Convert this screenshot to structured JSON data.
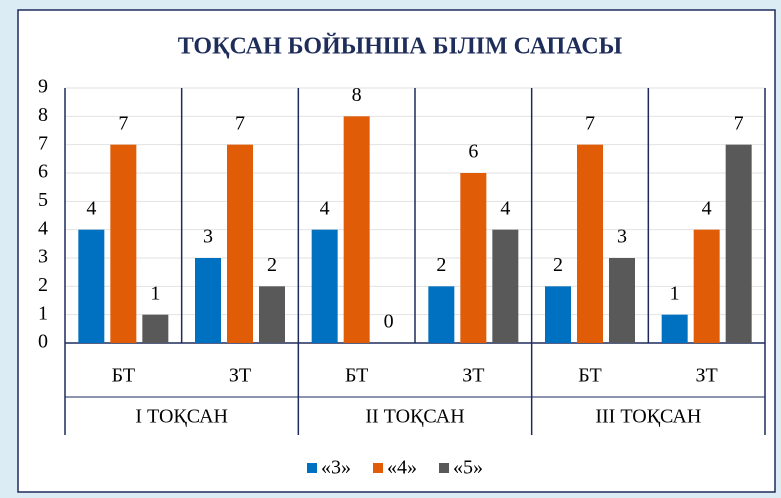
{
  "chart_data": {
    "type": "bar",
    "title": "ТОҚСАН БОЙЫНША  БІЛІМ САПАСЫ",
    "categories": [
      "БТ",
      "ЗТ",
      "БТ",
      "ЗТ",
      "БТ",
      "ЗТ"
    ],
    "groups": [
      "I ТОҚСАН",
      "II ТОҚСАН",
      "III ТОҚСАН"
    ],
    "series": [
      {
        "name": "«3»",
        "color": "#0070c0",
        "values": [
          4,
          3,
          4,
          2,
          2,
          1
        ]
      },
      {
        "name": "«4»",
        "color": "#e05c06",
        "values": [
          7,
          7,
          8,
          6,
          7,
          4
        ]
      },
      {
        "name": "«5»",
        "color": "#595959",
        "values": [
          1,
          2,
          0,
          4,
          3,
          7
        ]
      }
    ],
    "ylim": [
      0,
      9
    ],
    "yticks": [
      0,
      1,
      2,
      3,
      4,
      5,
      6,
      7,
      8,
      9
    ],
    "grid": true,
    "legend": "bottom"
  }
}
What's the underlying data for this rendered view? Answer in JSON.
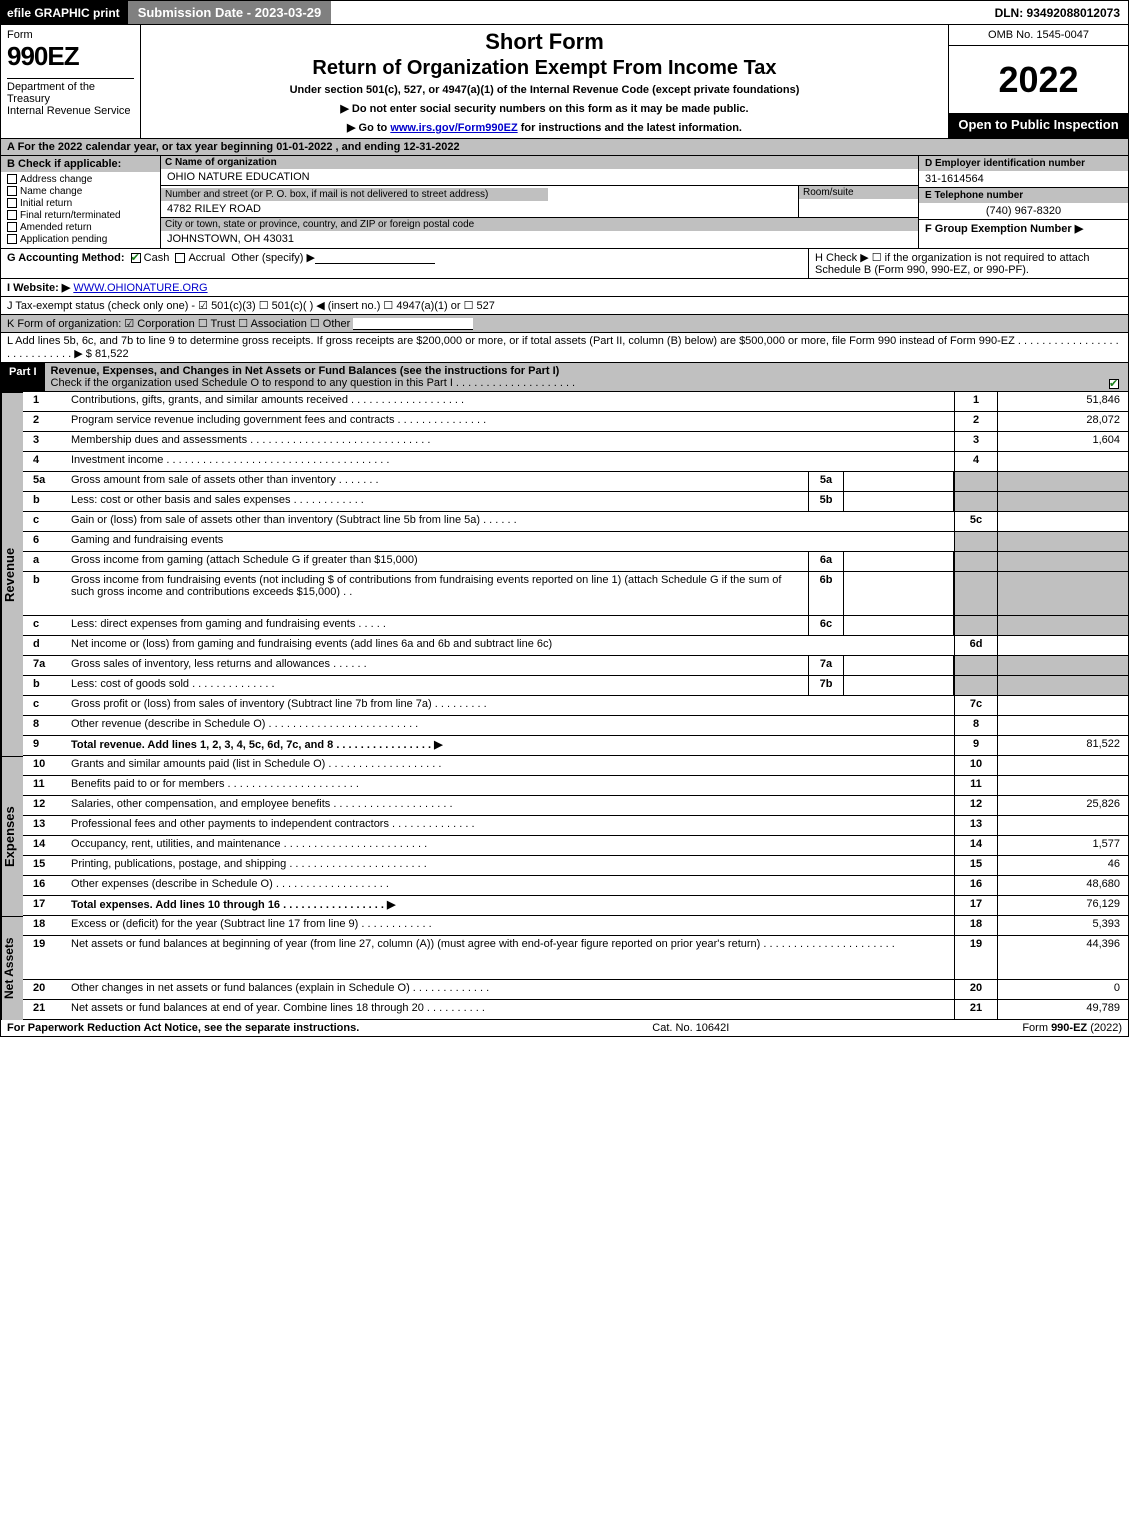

The request:
From the listing, extract all text exactly as given and drop any picture.

Answer to the exercise:
Convert this screenshot to structured JSON data.
{
  "chart_data": {
    "type": "bar",
    "title": "ТОҚСАН БОЙЫНША  БІЛІМ САПАСЫ",
    "categories": [
      "БТ",
      "ЗТ",
      "БТ",
      "ЗТ",
      "БТ",
      "ЗТ"
    ],
    "groups": [
      "I ТОҚСАН",
      "II ТОҚСАН",
      "III ТОҚСАН"
    ],
    "series": [
      {
        "name": "«3»",
        "color": "#0070c0",
        "values": [
          4,
          3,
          4,
          2,
          2,
          1
        ]
      },
      {
        "name": "«4»",
        "color": "#e05c06",
        "values": [
          7,
          7,
          8,
          6,
          7,
          4
        ]
      },
      {
        "name": "«5»",
        "color": "#595959",
        "values": [
          1,
          2,
          0,
          4,
          3,
          7
        ]
      }
    ],
    "ylim": [
      0,
      9
    ],
    "yticks": [
      0,
      1,
      2,
      3,
      4,
      5,
      6,
      7,
      8,
      9
    ],
    "grid": true,
    "legend": "bottom"
  }
}
What's the underlying data for this rendered view? Answer in JSON.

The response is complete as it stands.